- **Written problem**: Your task is to transcribe the records exactly, skipping every image.

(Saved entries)
※ ※ ※

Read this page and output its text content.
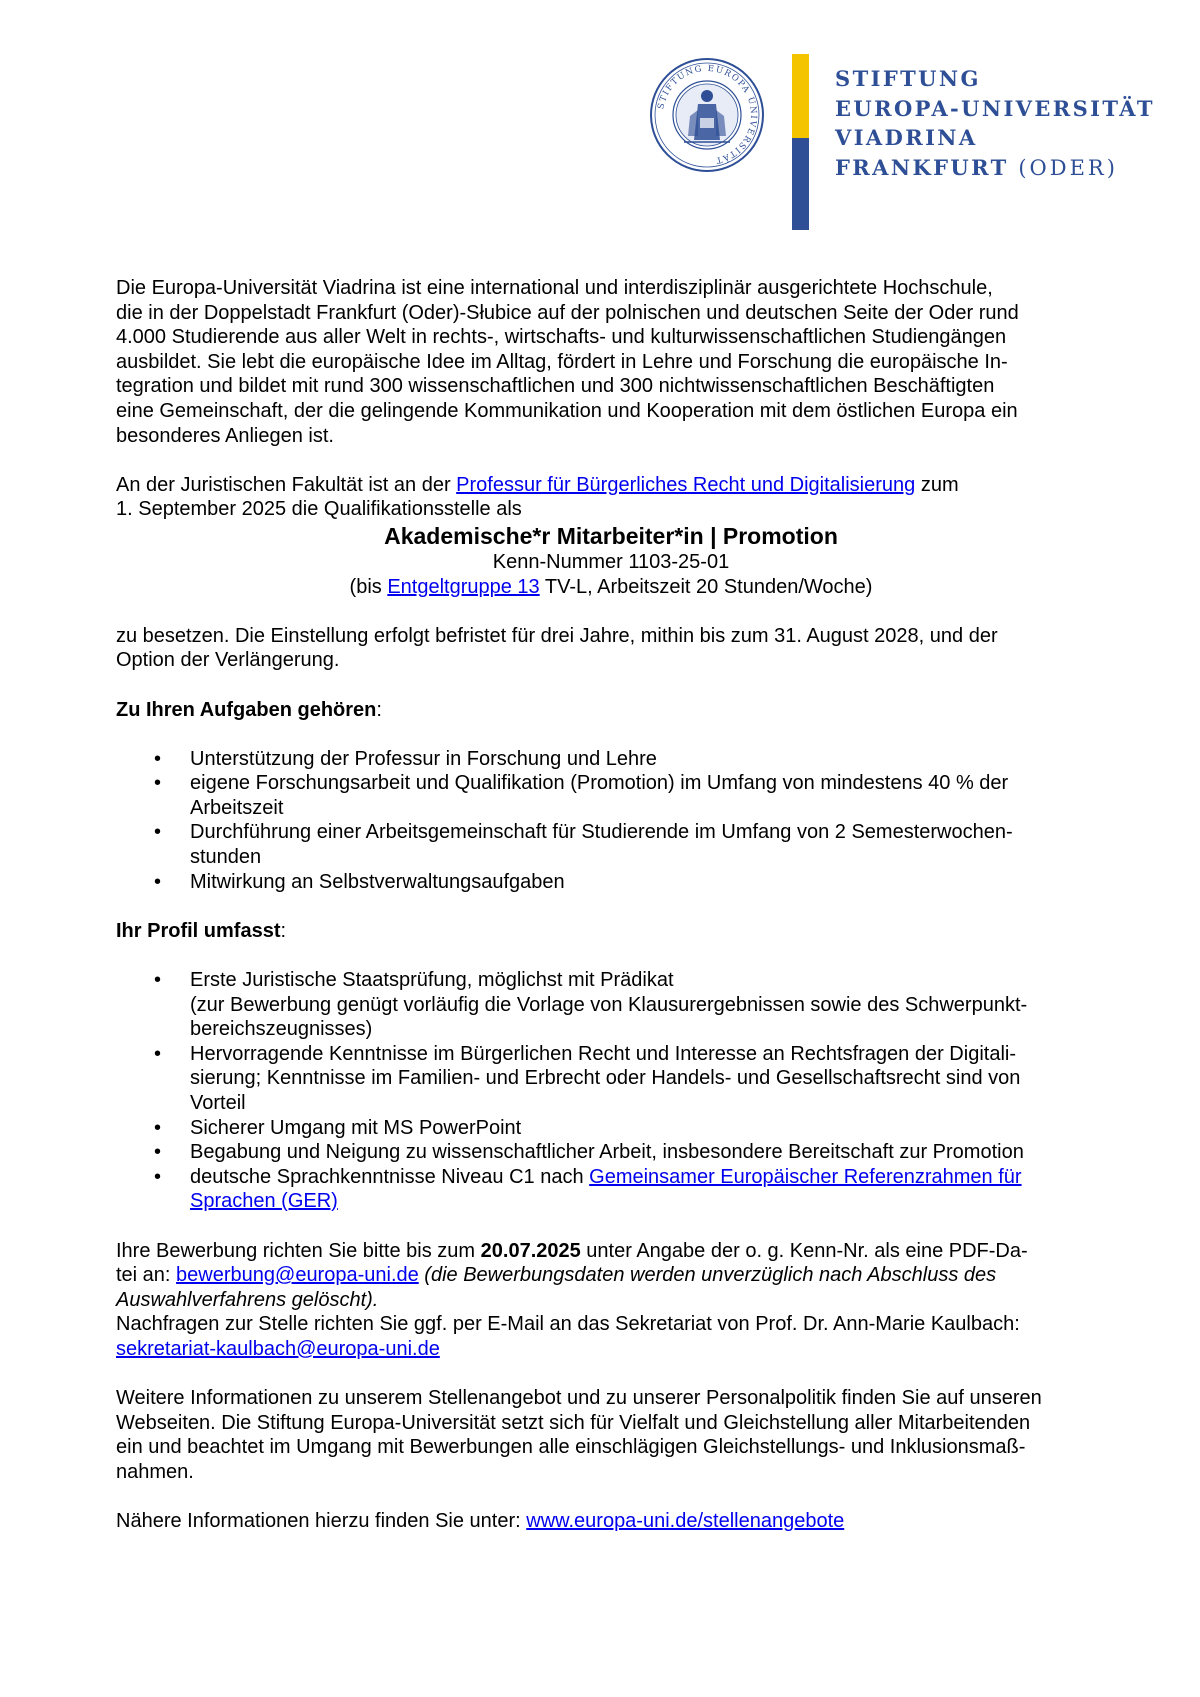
STIFTUNG EUROPA UNIVERSITÄT
STIFTUNG
EUROPA-UNIVERSITÄT
VIADRINA
FRANKFURT (ODER)

Die Europa-Universität Viadrina ist eine international und interdisziplinär ausgerichtete Hochschule,
die in der Doppelstadt Frankfurt (Oder)-Słubice auf der polnischen und deutschen Seite der Oder rund
4.000 Studierende aus aller Welt in rechts-, wirtschafts- und kulturwissenschaftlichen Studiengängen
ausbildet. Sie lebt die europäische Idee im Alltag, fördert in Lehre und Forschung die europäische In-
tegration und bildet mit rund 300 wissenschaftlichen und 300 nichtwissenschaftlichen Beschäftigten
eine Gemeinschaft, der die gelingende Kommunikation und Kooperation mit dem östlichen Europa ein
besonderes Anliegen ist.

An der Juristischen Fakultät ist an der Professur für Bürgerliches Recht und Digitalisierung zum
1. September 2025 die Qualifikationsstelle als

Akademische*r Mitarbeiter*in | Promotion

Kenn-Nummer 1103-25-01

(bis Entgeltgruppe 13 TV-L, Arbeitszeit 20 Stunden/Woche)

zu besetzen. Die Einstellung erfolgt befristet für drei Jahre, mithin bis zum 31. August 2028, und der
Option der Verlängerung.

Zu Ihren Aufgaben gehören:

• Unterstützung der Professur in Forschung und Lehre
• eigene Forschungsarbeit und Qualifikation (Promotion) im Umfang von mindestens 40 % der
Arbeitszeit
• Durchführung einer Arbeitsgemeinschaft für Studierende im Umfang von 2 Semesterwochen-
stunden
• Mitwirkung an Selbstverwaltungsaufgaben

Ihr Profil umfasst:

• Erste Juristische Staatsprüfung, möglichst mit Prädikat
(zur Bewerbung genügt vorläufig die Vorlage von Klausurergebnissen sowie des Schwerpunkt-
bereichszeugnisses)
• Hervorragende Kenntnisse im Bürgerlichen Recht und Interesse an Rechtsfragen der Digitali-
sierung; Kenntnisse im Familien- und Erbrecht oder Handels- und Gesellschaftsrecht sind von
Vorteil
• Sicherer Umgang mit MS PowerPoint
• Begabung und Neigung zu wissenschaftlicher Arbeit, insbesondere Bereitschaft zur Promotion
• deutsche Sprachkenntnisse Niveau C1 nach Gemeinsamer Europäischer Referenzrahmen für
Sprachen (GER)

Ihre Bewerbung richten Sie bitte bis zum 20.07.2025 unter Angabe der o. g. Kenn-Nr. als eine PDF-Da-
tei an: bewerbung@europa-uni.de (die Bewerbungsdaten werden unverzüglich nach Abschluss des
Auswahlverfahrens gelöscht).
Nachfragen zur Stelle richten Sie ggf. per E-Mail an das Sekretariat von Prof. Dr. Ann-Marie Kaulbach:
sekretariat-kaulbach@europa-uni.de

Weitere Informationen zu unserem Stellenangebot und zu unserer Personalpolitik finden Sie auf unseren
Webseiten. Die Stiftung Europa-Universität setzt sich für Vielfalt und Gleichstellung aller Mitarbeitenden
ein und beachtet im Umgang mit Bewerbungen alle einschlägigen Gleichstellungs- und Inklusionsmaß-
nahmen.

Nähere Informationen hierzu finden Sie unter: www.europa-uni.de/stellenangebote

※ ※ ※

- **Exercise output**:
Read this page and output its text content.
STIFTUNG EUROPA UNIVERSITÄT
STIFTUNG
EUROPA-UNIVERSITÄT
VIADRINA
FRANKFURT (ODER)

Die Europa-Universität Viadrina ist eine international und interdisziplinär ausgerichtete Hochschule,
die in der Doppelstadt Frankfurt (Oder)-Słubice auf der polnischen und deutschen Seite der Oder rund
4.000 Studierende aus aller Welt in rechts-, wirtschafts- und kulturwissenschaftlichen Studiengängen
ausbildet. Sie lebt die europäische Idee im Alltag, fördert in Lehre und Forschung die europäische In-
tegration und bildet mit rund 300 wissenschaftlichen und 300 nichtwissenschaftlichen Beschäftigten
eine Gemeinschaft, der die gelingende Kommunikation und Kooperation mit dem östlichen Europa ein
besonderes Anliegen ist.

An der Juristischen Fakultät ist an der Professur für Bürgerliches Recht und Digitalisierung zum
1. September 2025 die Qualifikationsstelle als

Akademische*r Mitarbeiter*in | Promotion

Kenn-Nummer 1103-25-01

(bis Entgeltgruppe 13 TV-L, Arbeitszeit 20 Stunden/Woche)

zu besetzen. Die Einstellung erfolgt befristet für drei Jahre, mithin bis zum 31. August 2028, und der
Option der Verlängerung.

Zu Ihren Aufgaben gehören:

• Unterstützung der Professur in Forschung und Lehre
• eigene Forschungsarbeit und Qualifikation (Promotion) im Umfang von mindestens 40 % der
Arbeitszeit
• Durchführung einer Arbeitsgemeinschaft für Studierende im Umfang von 2 Semesterwochen-
stunden
• Mitwirkung an Selbstverwaltungsaufgaben

Ihr Profil umfasst:

• Erste Juristische Staatsprüfung, möglichst mit Prädikat
(zur Bewerbung genügt vorläufig die Vorlage von Klausurergebnissen sowie des Schwerpunkt-
bereichszeugnisses)
• Hervorragende Kenntnisse im Bürgerlichen Recht und Interesse an Rechtsfragen der Digitali-
sierung; Kenntnisse im Familien- und Erbrecht oder Handels- und Gesellschaftsrecht sind von
Vorteil
• Sicherer Umgang mit MS PowerPoint
• Begabung und Neigung zu wissenschaftlicher Arbeit, insbesondere Bereitschaft zur Promotion
• deutsche Sprachkenntnisse Niveau C1 nach Gemeinsamer Europäischer Referenzrahmen für
Sprachen (GER)

Ihre Bewerbung richten Sie bitte bis zum 20.07.2025 unter Angabe der o. g. Kenn-Nr. als eine PDF-Da-
tei an: bewerbung@europa-uni.de (die Bewerbungsdaten werden unverzüglich nach Abschluss des
Auswahlverfahrens gelöscht).
Nachfragen zur Stelle richten Sie ggf. per E-Mail an das Sekretariat von Prof. Dr. Ann-Marie Kaulbach:
sekretariat-kaulbach@europa-uni.de

Weitere Informationen zu unserem Stellenangebot und zu unserer Personalpolitik finden Sie auf unseren
Webseiten. Die Stiftung Europa-Universität setzt sich für Vielfalt und Gleichstellung aller Mitarbeitenden
ein und beachtet im Umgang mit Bewerbungen alle einschlägigen Gleichstellungs- und Inklusionsmaß-
nahmen.

Nähere Informationen hierzu finden Sie unter: www.europa-uni.de/stellenangebote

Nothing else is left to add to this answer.